#### [Exercise details]
Collect all lines below with the string "after".

--- Start Data in this exercise ---

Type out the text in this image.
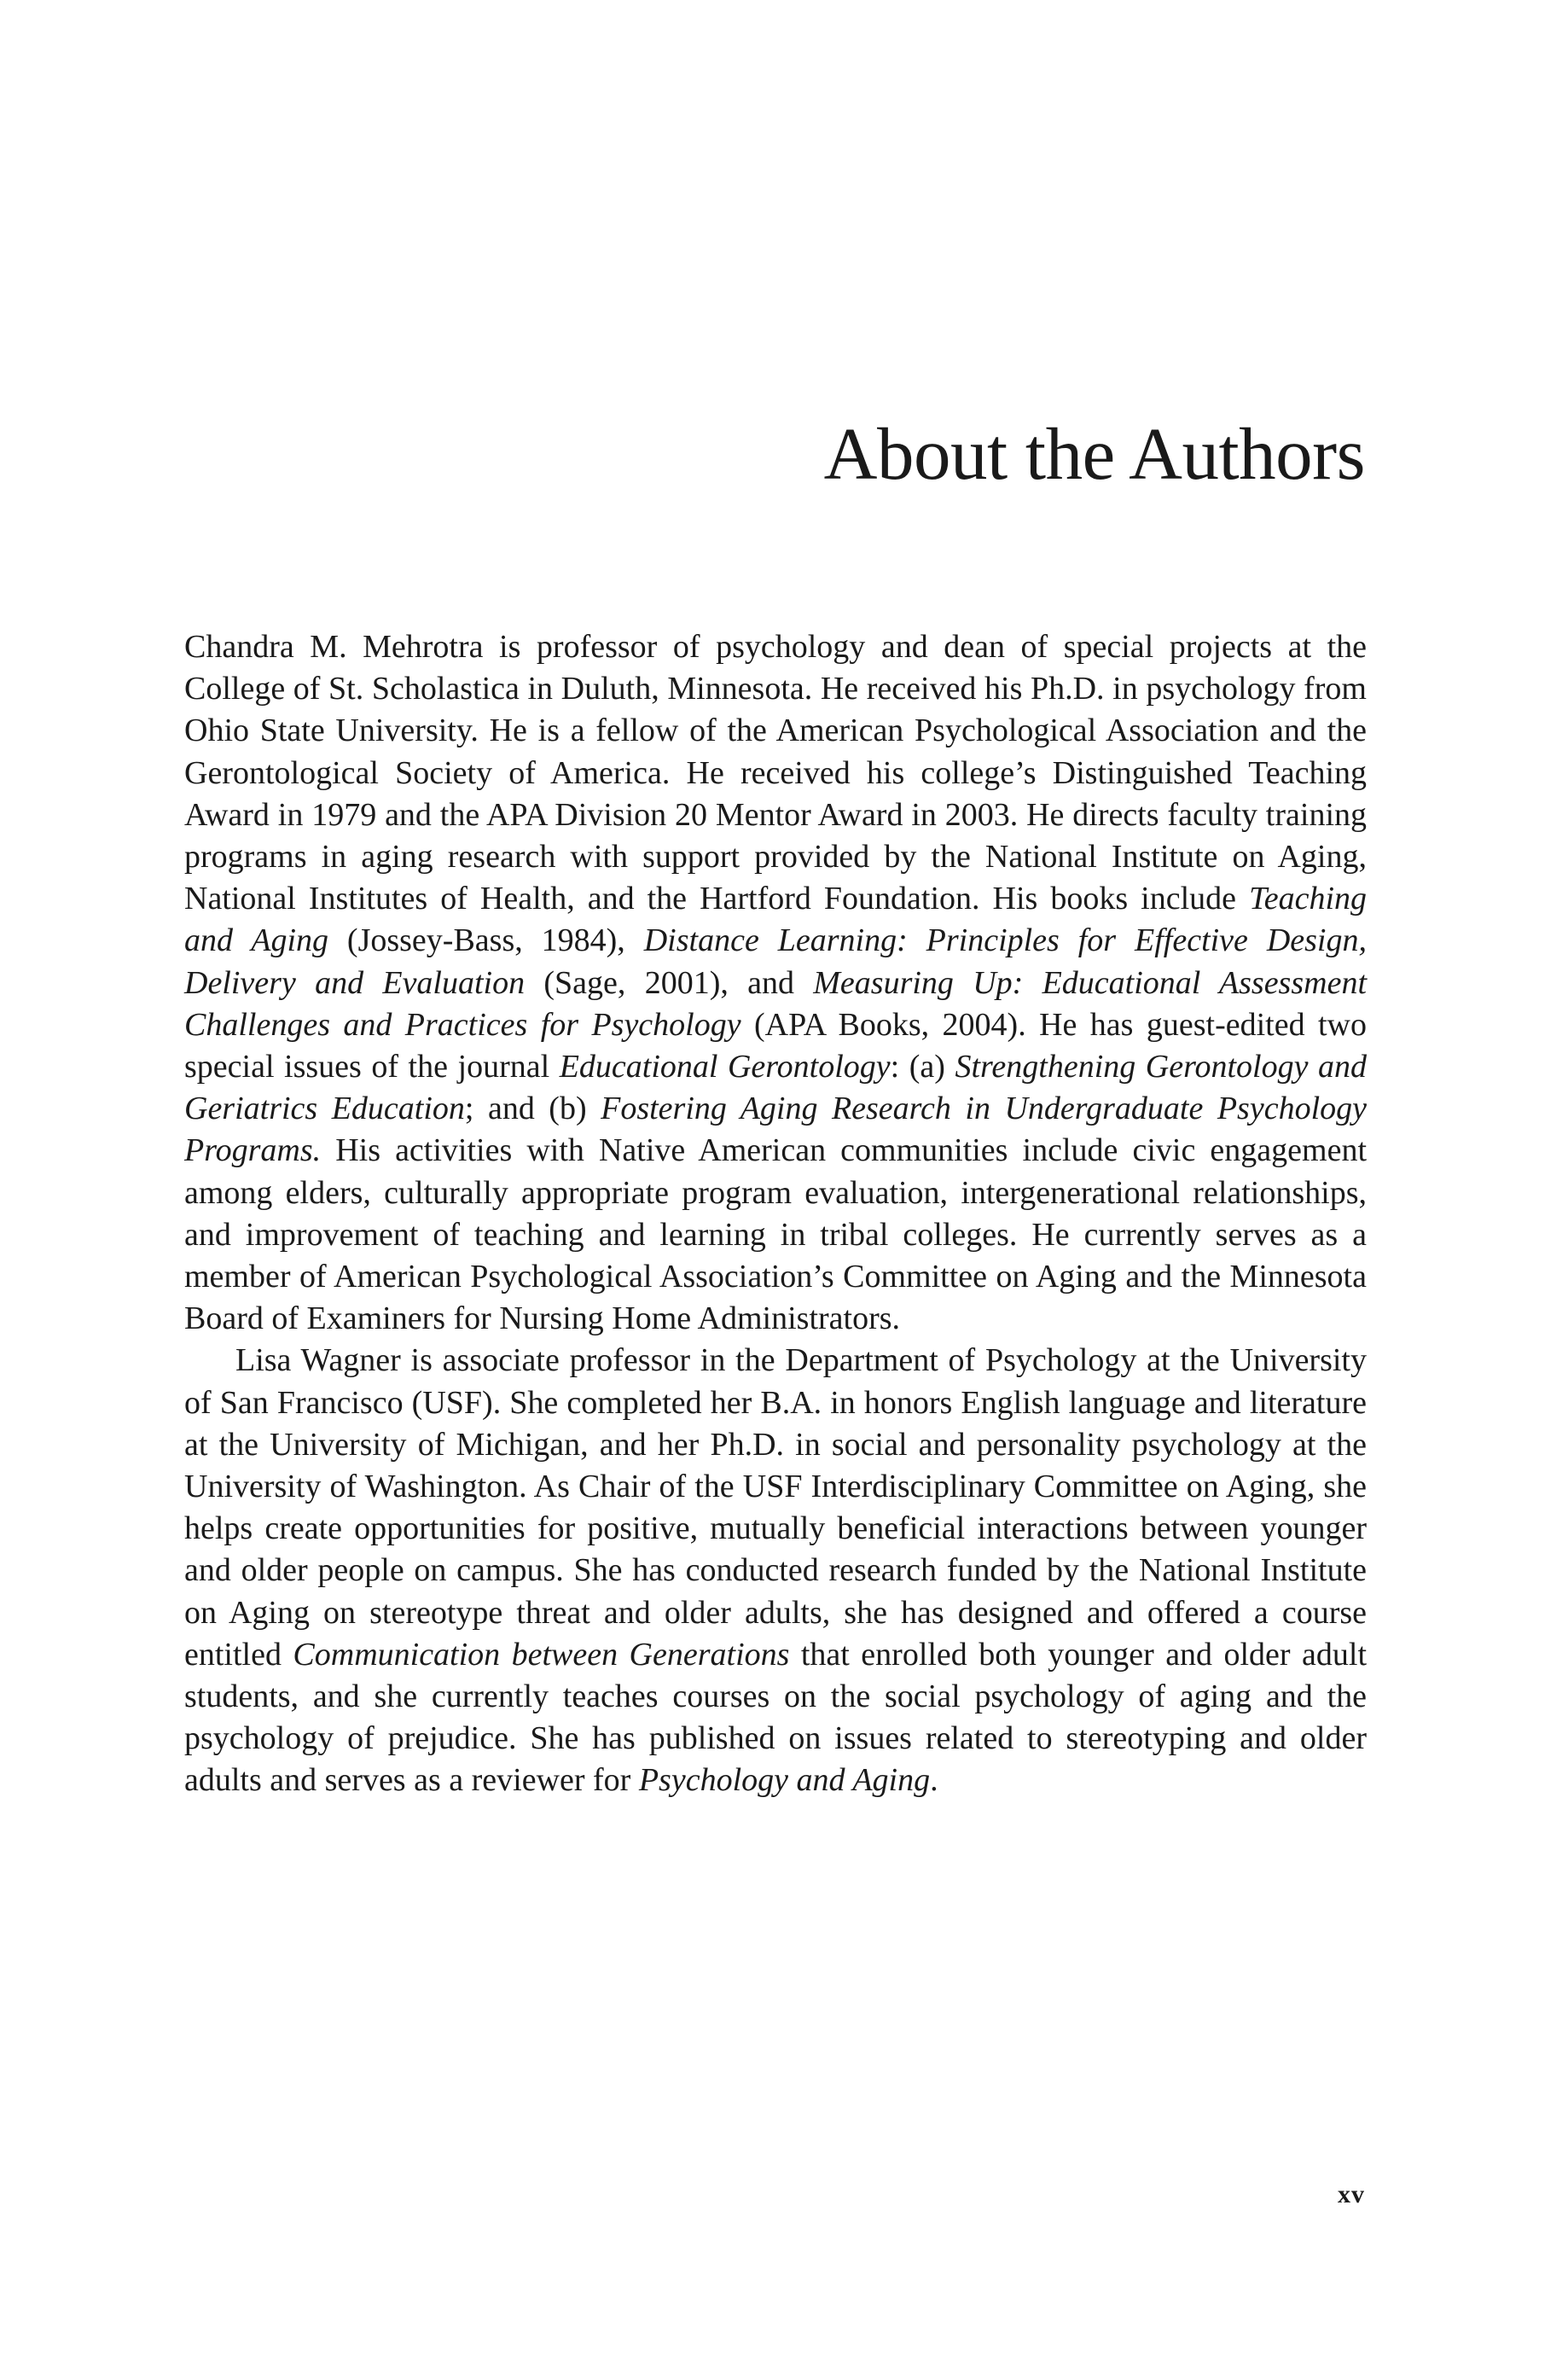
About the Authors

Chandra M. Mehrotra is professor of psychology and dean of special projects at the College of St. Scholastica in Duluth, Minnesota. He received his Ph.D. in psychology from Ohio State University. He is a fellow of the American Psychological Association and the Gerontological Society of America. He received his college’s Distinguished Teaching Award in 1979 and the APA Division 20 Mentor Award in 2003. He directs faculty training programs in aging research with support provided by the National Institute on Aging, National Institutes of Health, and the Hartford Foundation. His books include Teaching and Aging (Jossey-Bass, 1984), Distance Learning: Principles for Effective Design, Delivery and Evaluation (Sage, 2001), and Measuring Up: Educational Assessment Challenges and Practices for Psychology (APA Books, 2004). He has guest-edited two special issues of the journal Educational Gerontology: (a) Strengthening Gerontology and Geriatrics Education; and (b) Fostering Aging Research in Undergraduate Psychology Programs. His activities with Native American communities include civic engagement among elders, culturally appropriate program evaluation, intergenerational relationships, and improvement of teaching and learning in tribal colleges. He currently serves as a member of American Psychological Association’s Committee on Aging and the Minnesota Board of Examiners for Nursing Home Administrators.

Lisa Wagner is associate professor in the Department of Psychology at the University of San Francisco (USF). She completed her B.A. in honors English language and literature at the University of Michigan, and her Ph.D. in social and personality psychology at the University of Washington. As Chair of the USF Interdisciplinary Committee on Aging, she helps create opportunities for positive, mutually beneficial interactions between younger and older people on campus. She has conducted research funded by the National Institute on Aging on stereotype threat and older adults, she has designed and offered a course entitled Communication between Generations that enrolled both younger and older adult students, and she currently teaches courses on the social psychology of aging and the psychology of prejudice. She has published on issues related to stereotyping and older adults and serves as a reviewer for Psychology and Aging.

xv
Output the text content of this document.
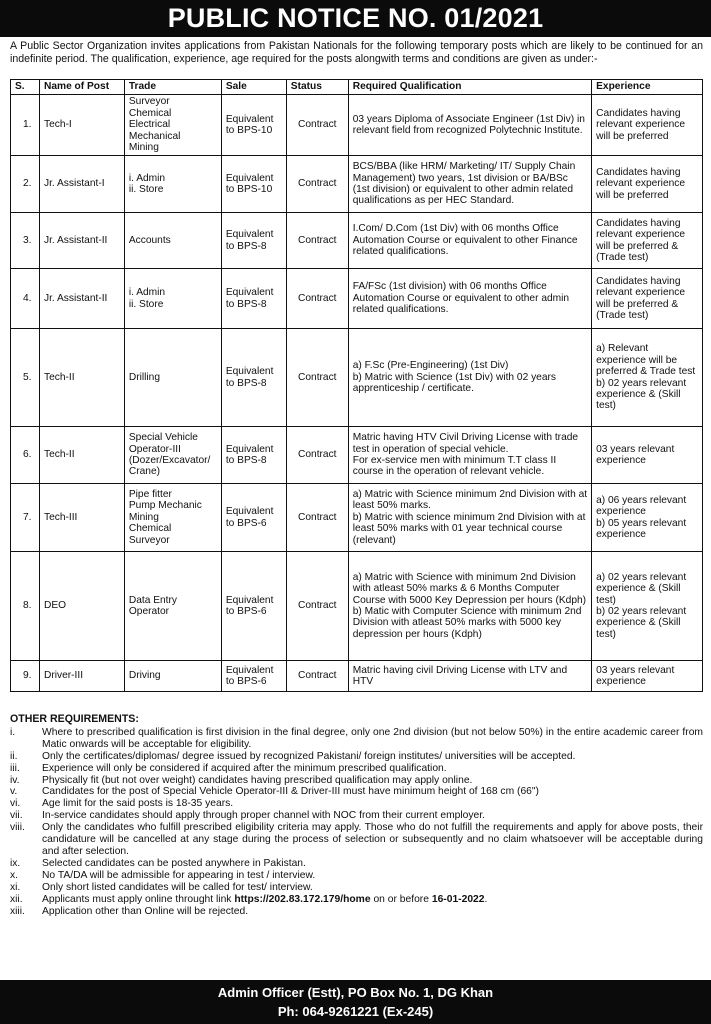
PUBLIC NOTICE NO. 01/2021
A Public Sector Organization invites applications from Pakistan Nationals for the following temporary posts which are likely to be continued for an indefinite period. The qualification, experience, age required for the posts alongwith terms and conditions are given as under:-
S.	Name of Post	Trade	Sale	Status	Required Qualification	Experience
1.	Tech-I	Surveyor
Chemical
Electrical
Mechanical
Mining	Equivalent
to BPS-10	Contract	03 years Diploma of Associate Engineer (1st Div) in relevant field from recognized Polytechnic Institute.	Candidates having relevant experience will be preferred
2.	Jr. Assistant-I	i. Admin
ii. Store	Equivalent
to BPS-10	Contract	BCS/BBA (like HRM/ Marketing/ IT/ Supply Chain Management) two years, 1st division or BA/BSc (1st division) or equivalent to other admin related qualifications as per HEC Standard.	Candidates having relevant experience will be preferred
3.	Jr. Assistant-II	Accounts	Equivalent
to BPS-8	Contract	I.Com/ D.Com (1st Div) with 06 months Office Automation Course or equivalent to other Finance related qualifications.	Candidates having relevant experience will be preferred & (Trade test)
4.	Jr. Assistant-II	i. Admin
ii. Store	Equivalent
to BPS-8	Contract	FA/FSc (1st division) with 06 months Office Automation Course or equivalent to other admin related qualifications.	Candidates having relevant experience will be preferred & (Trade test)
5.	Tech-II	Drilling	Equivalent
to BPS-8	Contract	a) F.Sc (Pre-Engineering) (1st Div)
b) Matric with Science (1st Div) with 02 years apprenticeship / certificate.	a) Relevant experience will be preferred & Trade test
b) 02 years relevant experience & (Skill test)
6.	Tech-II	Special Vehicle Operator-III (Dozer/Excavator/ Crane)	Equivalent
to BPS-8	Contract	Matric having HTV Civil Driving License with trade test in operation of special vehicle.
For ex-service men with minimum T.T class II course in the operation of relevant vehicle.	03 years relevant experience
7.	Tech-III	Pipe fitter
Pump Mechanic
Mining
Chemical
Surveyor	Equivalent
to BPS-6	Contract	a) Matric with Science minimum 2nd Division with at least 50% marks.
b) Matric with science minimum 2nd Division with at least 50% marks with 01 year technical course (relevant)	a) 06 years relevant experience
b) 05 years relevant experience
8.	DEO	Data Entry Operator	Equivalent
to BPS-6	Contract	a) Matric with Science with minimum 2nd Division with atleast 50% marks & 6 Months Computer Course with 5000 Key Depression per hours (Kdph)
b) Matic with Computer Science with minimum 2nd Division with atleast 50% marks with 5000 key depression per hours (Kdph)	a) 02 years relevant experience & (Skill test)
b) 02 years relevant experience & (Skill test)
9.	Driver-III	Driving	Equivalent
to BPS-6	Contract	Matric having civil Driving License with LTV and HTV	03 years relevant experience
OTHER REQUIREMENTS:
i.	Where to prescribed qualification is first division in the final degree, only one 2nd division (but not below 50%) in the entire academic career from Matic onwards will be acceptable for eligibility.
ii.	Only the certificates/diplomas/ degree issued by recognized Pakistani/ foreign institutes/ universities will be accepted.
iii.	Experience will only be considered if acquired after the minimum prescribed qualification.
iv.	Physically fit (but not over weight) candidates having prescribed qualification may apply online.
v.	Candidates for the post of Special Vehicle Operator-III & Driver-III must have minimum height of 168 cm (66")
vi.	Age limit for the said posts is 18-35 years.
vii.	In-service candidates should apply through proper channel with NOC from their current employer.
viii.	Only the candidates who fulfill prescribed eligibility criteria may apply. Those who do not fulfill the requirements and apply for above posts, their candidature will be cancelled at any stage during the process of selection or subsequently and no claim whatsoever will be acceptable during and after selection.
ix.	Selected candidates can be posted anywhere in Pakistan.
x.	No TA/DA will be admissible for appearing in test / interview.
xi.	Only short listed candidates will be called for test/ interview.
xii.	Applicants must apply online throught link https://202.83.172.179/home on or before 16-01-2022.
xiii.	Application other than Online will be rejected.
Admin Officer (Estt), PO Box No. 1, DG Khan
Ph: 064-9261221 (Ex-245)
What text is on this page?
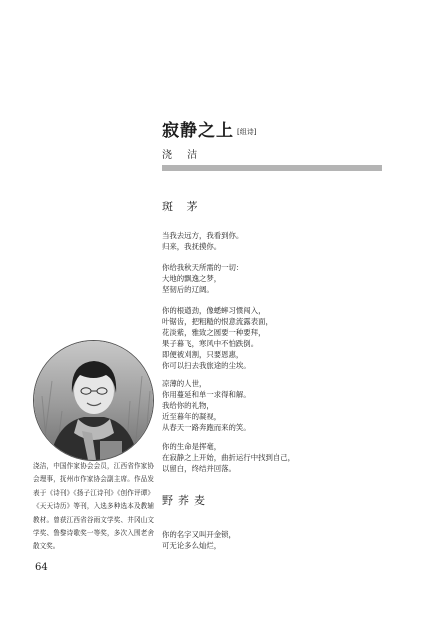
寂静之上 [组诗]
浇 洁
斑 茅
当我去远方，我看到你。
归来，我抚摸你。
你给我秋天所需的一切：
大地的飘逸之梦，
坚韧后的辽阔。
你的根遒劲，像蟋蟀习惯闯入，
叶锯齿，把粗糙的恨意流露表面，
花淡紫，雅致之圆要一种要拜，
果子暮飞，寒风中不怕跌倒。
即便被刈割，只要恩惠，
你可以扫去我旅途的尘埃。
凉薄的人世，
你用蔓延和单一求得和解。
我给你的礼物，
近至暮年的凝视，
从春天一路奔跑而来的笑。
你的生命是挥毫，
在寂静之上开始，曲折运行中找到自己，
以留白，终结并回落。
野荞麦
你的名字又叫开金锁，
可无论多么灿烂，
浇洁，中国作家协会会员，江西省作家协会理事，抚州市作家协会副主席。作品发表于《诗刊》《扬子江诗刊》《创作评谭》《天天诗历》等刊，入选多种选本及教辅教材。曾获江西省谷雨文学奖、井冈山文学奖、鲁黎诗歌奖一等奖，多次入围老舍散文奖。
64
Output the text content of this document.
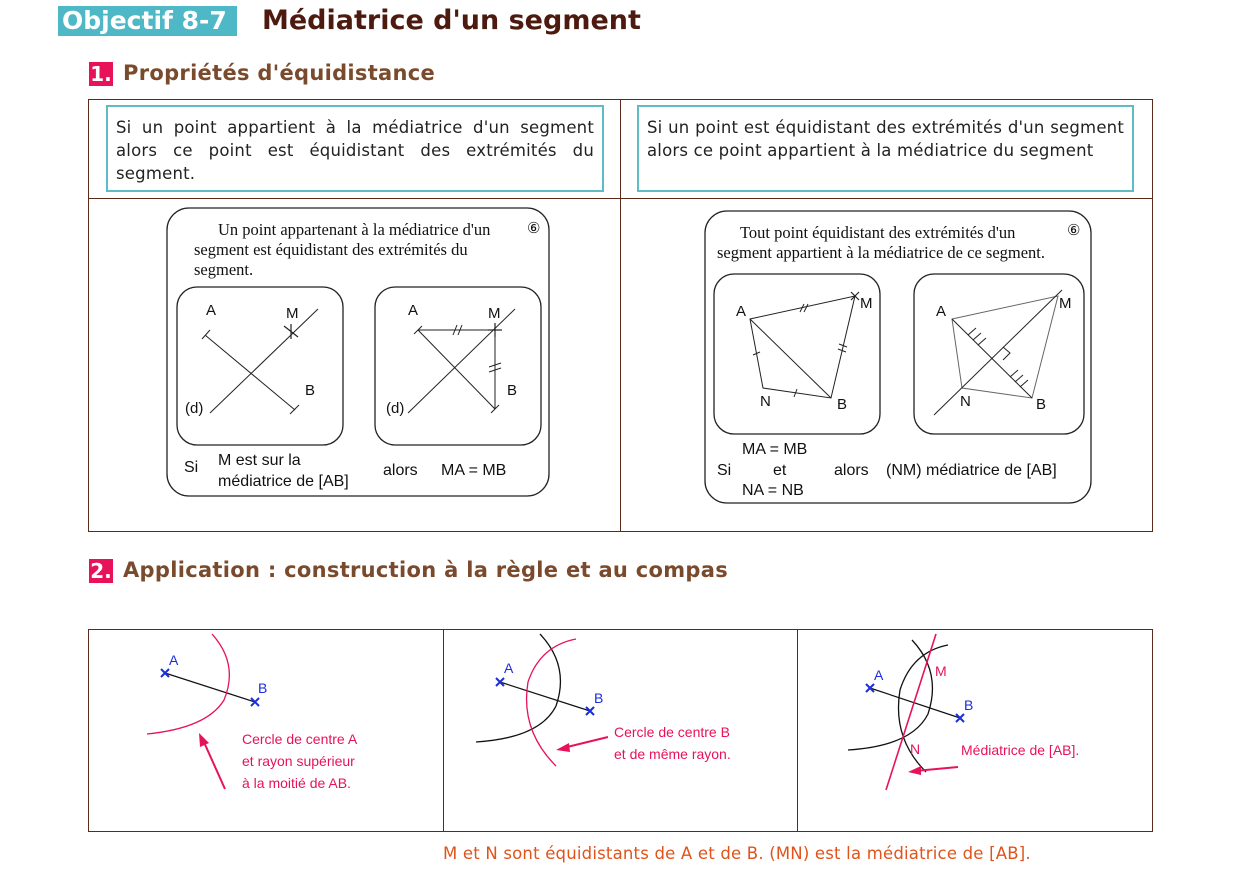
Objectif 8-7	Médiatrice d'un segment
1. Propriétés d'équidistance
Si un point appartient à la médiatrice d'un segment alors ce point est équidistant des extrémités du segment.
Si un point est équidistant des extrémités d'un segment alors ce point appartient à la médiatrice du segment
Un point appartenant à la médiatrice d'un
segment est équidistant des extrémités du
segment.
⑥
A	M
B
(d)
A	M
B
(d)
Si M est sur la
médiatrice de [AB]
alors MA = MB
Tout point équidistant des extrémités d'un
segment appartient à la médiatrice de ce segment.
⑥
A	M
N	B
A	M
N	B
MA = MB
Si	et
NA = NB
alors (NM) médiatrice de [AB]
2. Application : construction à la règle et au compas
A
B
Cercle de centre A
et rayon supérieur
à la moitié de AB.
A
B
Cercle de centre B
et de même rayon.
A
B
M
N	Médiatrice de [AB].
M et N sont équidistants de A et de B. (MN) est la médiatrice de [AB].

--- End Data in this exercise ---

#### [Response to this task]
iii.	Experience will only be considered if acquired after the minimum prescribed qualification.
viii.	Only the candidates who fulfill prescribed eligibility criteria may apply. Those who do not fulfill the requirements and apply for above posts, their candidature will be cancelled at any stage during the process of selection or subsequently and no claim whatsoever will be acceptable during and after selection.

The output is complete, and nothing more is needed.